(Dataset):
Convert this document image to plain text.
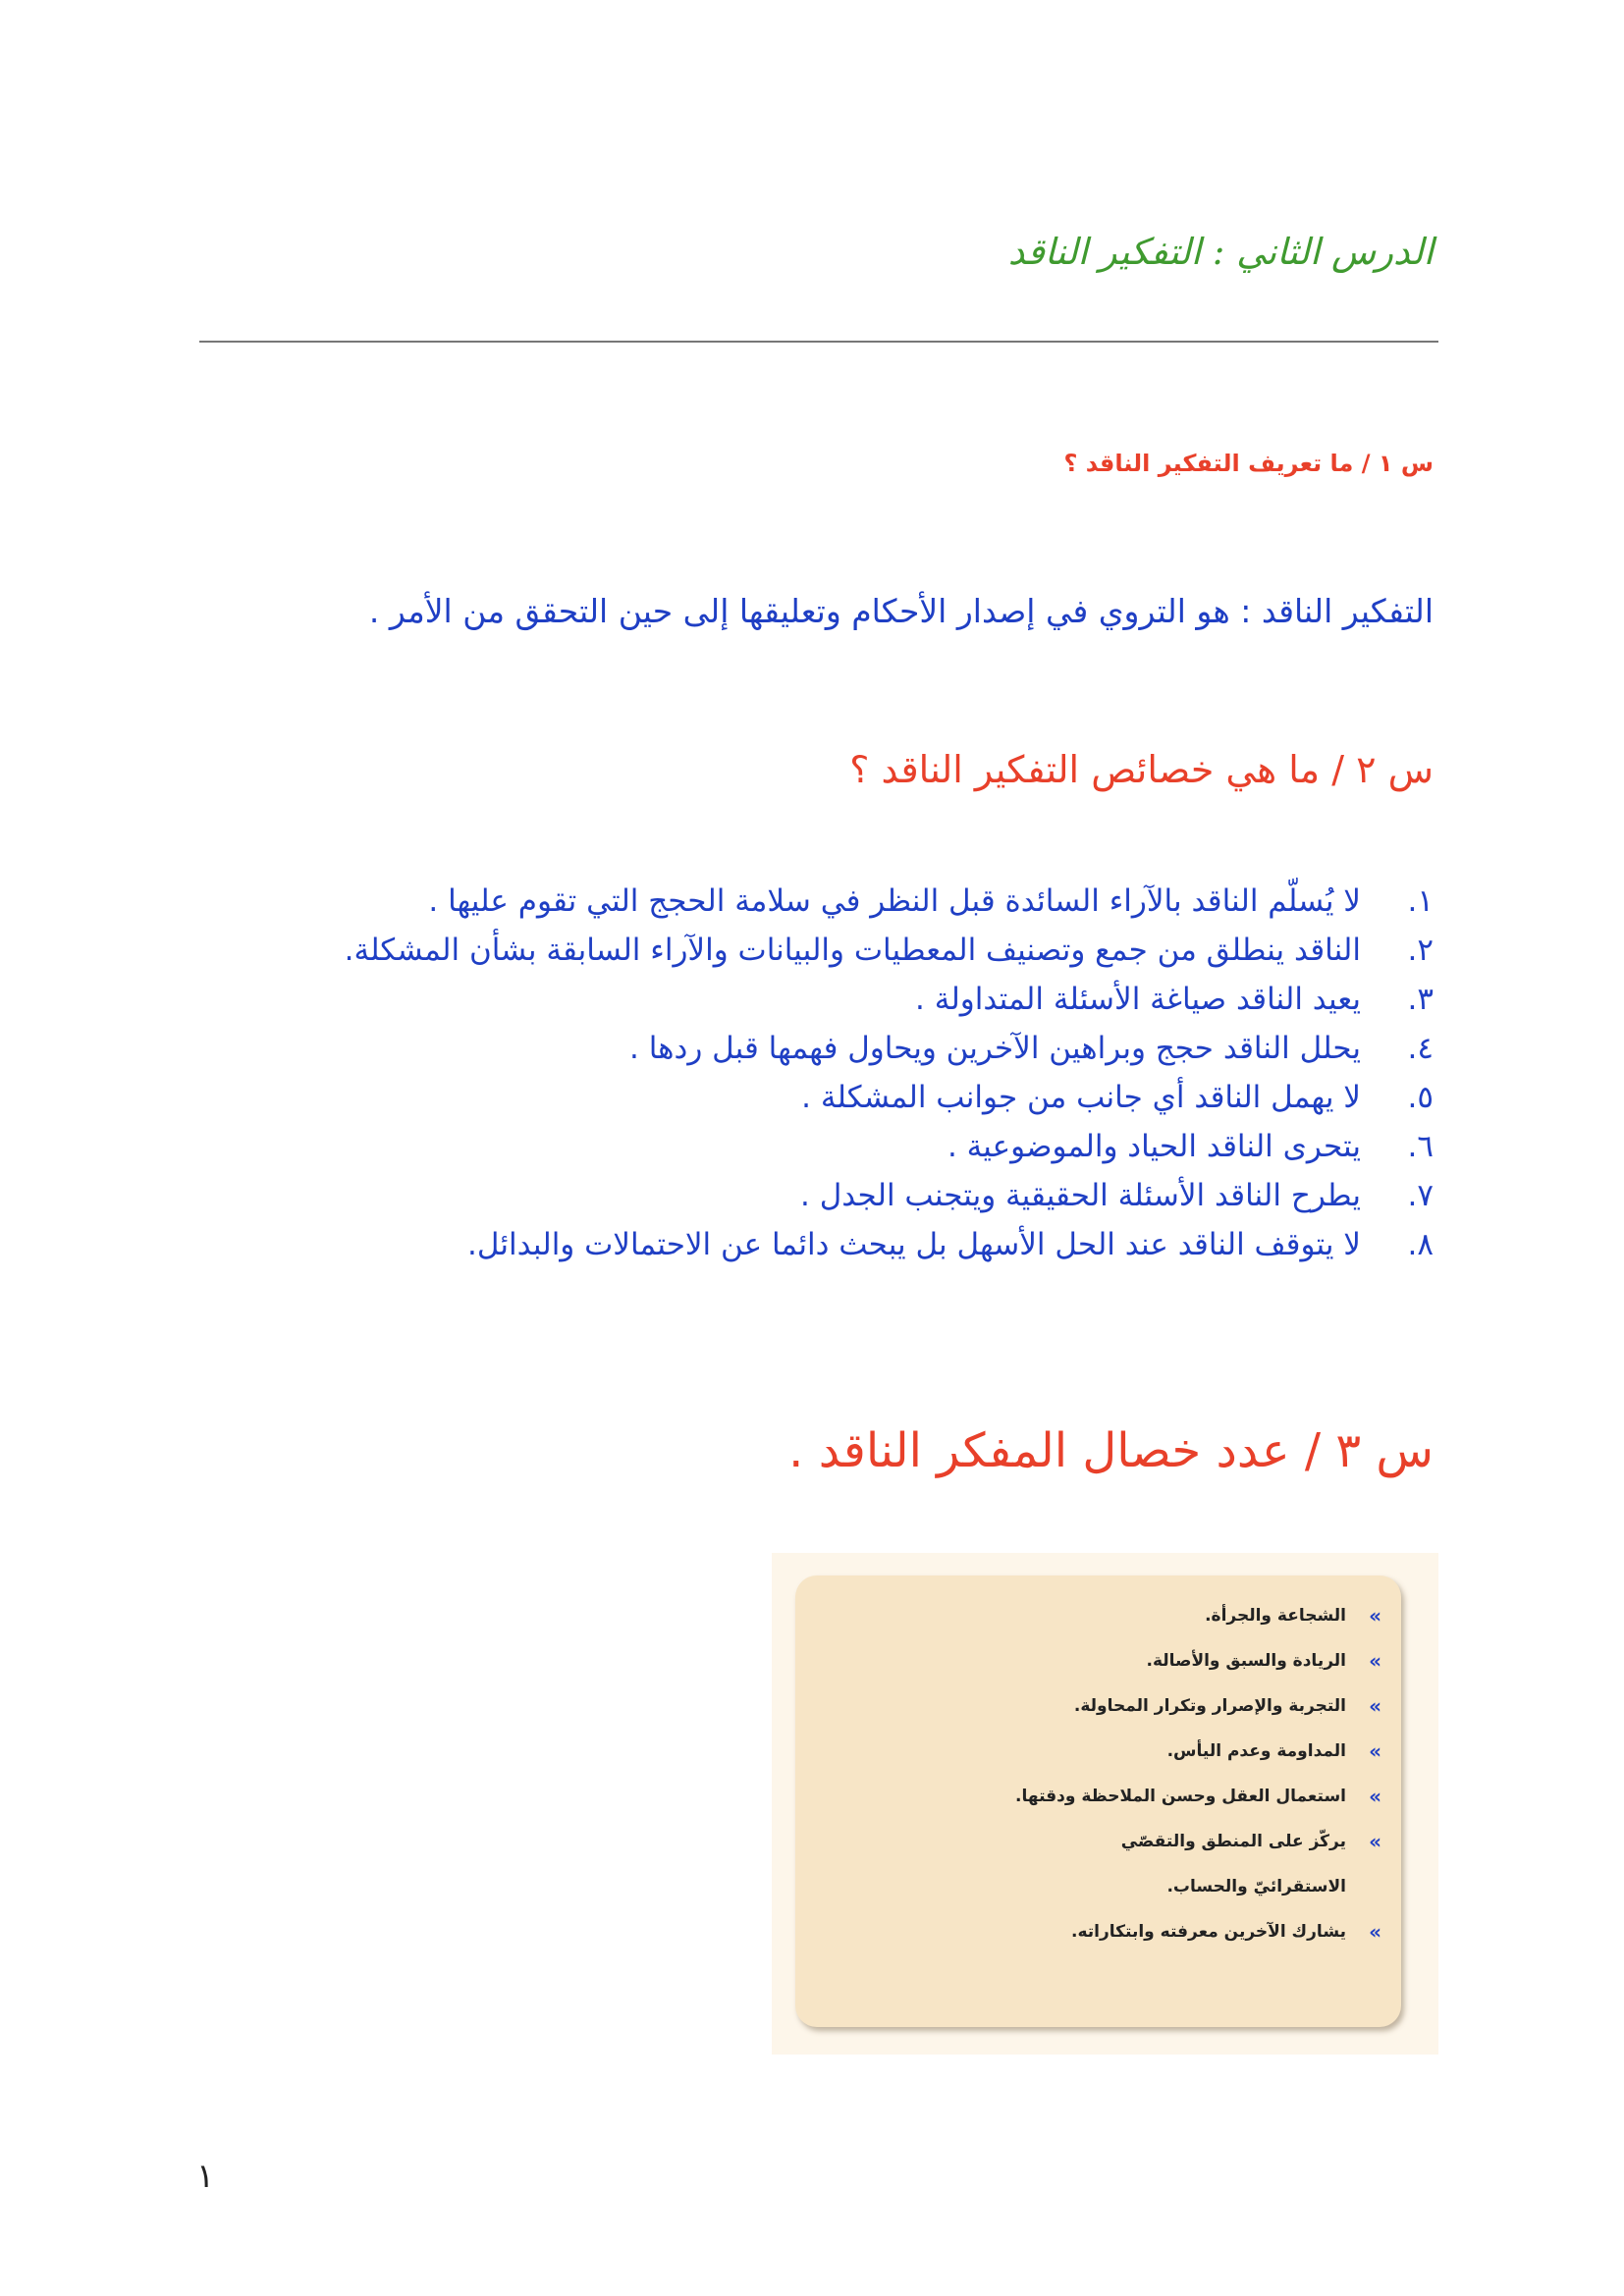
الدرس الثاني : التفكير الناقد
س ١ / ما تعريف التفكير الناقد ؟
التفكير الناقد : هو التروي في إصدار الأحكام وتعليقها إلى حين التحقق من الأمر .
س ٢ / ما هي خصائص التفكير الناقد ؟
١.
لا يُسلّم الناقد بالآراء السائدة قبل النظر في سلامة الحجج التي تقوم عليها .
٢.
الناقد ينطلق من جمع وتصنيف المعطيات والبيانات والآراء السابقة بشأن المشكلة.
٣.
يعيد الناقد صياغة الأسئلة المتداولة .
٤.
يحلل الناقد حجج وبراهين الآخرين ويحاول فهمها قبل ردها .
٥.
لا يهمل الناقد أي جانب من جوانب المشكلة .
٦.
يتحرى الناقد الحياد والموضوعية .
٧.
يطرح الناقد الأسئلة الحقيقية ويتجنب الجدل .
٨.
لا يتوقف الناقد عند الحل الأسهل بل يبحث دائما عن الاحتمالات والبدائل.
س ٣ / عدد خصال المفكر الناقد .
»
الشجاعة والجرأة.
»
الريادة والسبق والأصالة.
»
التجربة والإصرار وتكرار المحاولة.
»
المداومة وعدم اليأس.
»
استعمال العقل وحسن الملاحظة ودقتها.
»
يركّز على المنطق والتقصّي الاستقرائيّ والحساب.
»
يشارك الآخرين معرفته وابتكاراته.
١
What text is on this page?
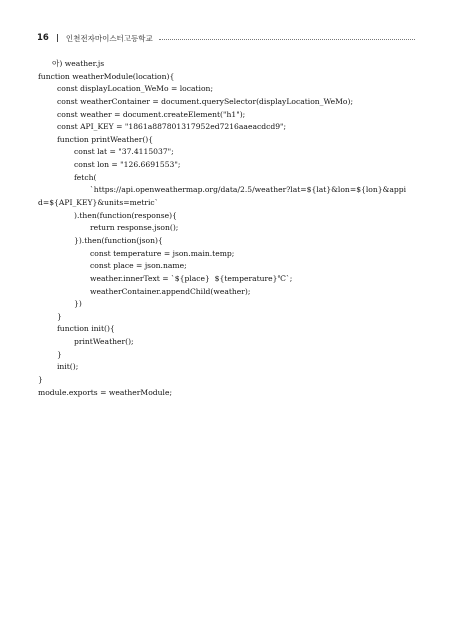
16 인천전자마이스터고등학교
아) weather.js
function weatherModule(location){
const displayLocation_WeMo = location;
const weatherContainer = document.querySelector(displayLocation_WeMo);
const weather = document.createElement("h1");
const API_KEY = "1861a887801317952ed7216aaeacdcd9";
function printWeather(){
const lat = "37.4115037";
const lon = "126.6691553";
fetch(
`https://api.openweathermap.org/data/2.5/weather?lat=${lat}&lon=${lon}&appi
d=${API_KEY}&units=metric`
).then(function(response){
return response.json();
}).then(function(json){
const temperature = json.main.temp;
const place = json.name;
weather.innerText = `${place}  ${temperature}℃`;
weatherContainer.appendChild(weather);
})
}
function init(){
printWeather();
}
init();
}
module.exports = weatherModule;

(Set problem):
Write the entries above out again exactly, but not the pictures.

(Output):
Convert this document image to plain text.
الدرس الثاني : التفكير الناقد
س ١ / ما تعريف التفكير الناقد ؟
التفكير الناقد : هو التروي في إصدار الأحكام وتعليقها إلى حين التحقق من الأمر .
س ٢ / ما هي خصائص التفكير الناقد ؟
١.
لا يُسلّم الناقد بالآراء السائدة قبل النظر في سلامة الحجج التي تقوم عليها .
٢.
الناقد ينطلق من جمع وتصنيف المعطيات والبيانات والآراء السابقة بشأن المشكلة.
٣.
يعيد الناقد صياغة الأسئلة المتداولة .
٤.
يحلل الناقد حجج وبراهين الآخرين ويحاول فهمها قبل ردها .
٥.
لا يهمل الناقد أي جانب من جوانب المشكلة .
٦.
يتحرى الناقد الحياد والموضوعية .
٧.
يطرح الناقد الأسئلة الحقيقية ويتجنب الجدل .
٨.
لا يتوقف الناقد عند الحل الأسهل بل يبحث دائما عن الاحتمالات والبدائل.
س ٣ / عدد خصال المفكر الناقد .
»
الشجاعة والجرأة.
»
الريادة والسبق والأصالة.
»
التجربة والإصرار وتكرار المحاولة.
»
المداومة وعدم اليأس.
»
استعمال العقل وحسن الملاحظة ودقتها.
»
يركّز على المنطق والتقصّي الاستقرائيّ والحساب.
»
يشارك الآخرين معرفته وابتكاراته.
١
What text is on this page?
16 인천전자마이스터고등학교
아) weather.js
function weatherModule(location){
const displayLocation_WeMo = location;
const weatherContainer = document.querySelector(displayLocation_WeMo);
const weather = document.createElement("h1");
const API_KEY = "1861a887801317952ed7216aaeacdcd9";
function printWeather(){
const lat = "37.4115037";
const lon = "126.6691553";
fetch(
`https://api.openweathermap.org/data/2.5/weather?lat=${lat}&lon=${lon}&appi
d=${API_KEY}&units=metric`
).then(function(response){
return response.json();
}).then(function(json){
const temperature = json.main.temp;
const place = json.name;
weather.innerText = `${place}  ${temperature}℃`;
weatherContainer.appendChild(weather);
})
}
function init(){
printWeather();
}
init();
}
module.exports = weatherModule;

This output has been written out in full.